YOUR OBJECTIVE -
In the records below, pick out all lines containing the word "before".
--- begin DATASET CONTENT ---
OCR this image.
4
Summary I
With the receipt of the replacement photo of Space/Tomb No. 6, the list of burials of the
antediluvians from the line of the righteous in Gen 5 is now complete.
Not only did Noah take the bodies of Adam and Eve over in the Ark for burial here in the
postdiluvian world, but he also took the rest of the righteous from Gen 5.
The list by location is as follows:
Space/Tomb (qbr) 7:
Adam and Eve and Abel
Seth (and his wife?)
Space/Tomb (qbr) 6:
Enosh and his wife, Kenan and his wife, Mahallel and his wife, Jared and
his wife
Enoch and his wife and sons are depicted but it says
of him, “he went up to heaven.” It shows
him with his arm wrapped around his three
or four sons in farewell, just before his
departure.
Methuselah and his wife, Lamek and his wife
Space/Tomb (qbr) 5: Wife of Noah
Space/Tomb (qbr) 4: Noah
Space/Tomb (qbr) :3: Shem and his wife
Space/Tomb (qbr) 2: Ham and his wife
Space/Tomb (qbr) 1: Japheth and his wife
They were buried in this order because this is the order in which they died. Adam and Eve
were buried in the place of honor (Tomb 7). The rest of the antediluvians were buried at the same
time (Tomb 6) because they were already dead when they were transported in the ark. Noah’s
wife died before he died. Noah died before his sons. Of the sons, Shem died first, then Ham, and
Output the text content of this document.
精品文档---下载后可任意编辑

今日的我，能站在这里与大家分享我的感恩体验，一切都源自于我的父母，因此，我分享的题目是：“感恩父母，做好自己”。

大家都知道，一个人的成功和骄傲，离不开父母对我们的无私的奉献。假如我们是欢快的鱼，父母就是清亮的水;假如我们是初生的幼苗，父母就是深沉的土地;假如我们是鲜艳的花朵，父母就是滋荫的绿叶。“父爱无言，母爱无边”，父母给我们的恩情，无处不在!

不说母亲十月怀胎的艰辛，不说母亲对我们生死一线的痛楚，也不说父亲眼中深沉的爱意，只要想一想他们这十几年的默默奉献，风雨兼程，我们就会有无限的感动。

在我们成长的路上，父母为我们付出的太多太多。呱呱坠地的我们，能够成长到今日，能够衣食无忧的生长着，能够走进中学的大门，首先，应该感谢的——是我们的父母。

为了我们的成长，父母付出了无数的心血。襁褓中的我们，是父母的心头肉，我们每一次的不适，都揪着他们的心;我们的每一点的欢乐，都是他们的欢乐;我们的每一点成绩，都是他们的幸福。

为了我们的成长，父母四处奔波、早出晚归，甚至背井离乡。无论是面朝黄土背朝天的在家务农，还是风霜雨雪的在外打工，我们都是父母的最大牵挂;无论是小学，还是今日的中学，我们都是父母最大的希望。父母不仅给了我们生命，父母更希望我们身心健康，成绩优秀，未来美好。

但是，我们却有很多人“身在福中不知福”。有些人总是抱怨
--- end DATASET CONTENT ---
RESPONSE -
or four sons in farewell, just before his
wife died before he died. Noah died before his sons. Of the sons, Shem died first, then Ham, and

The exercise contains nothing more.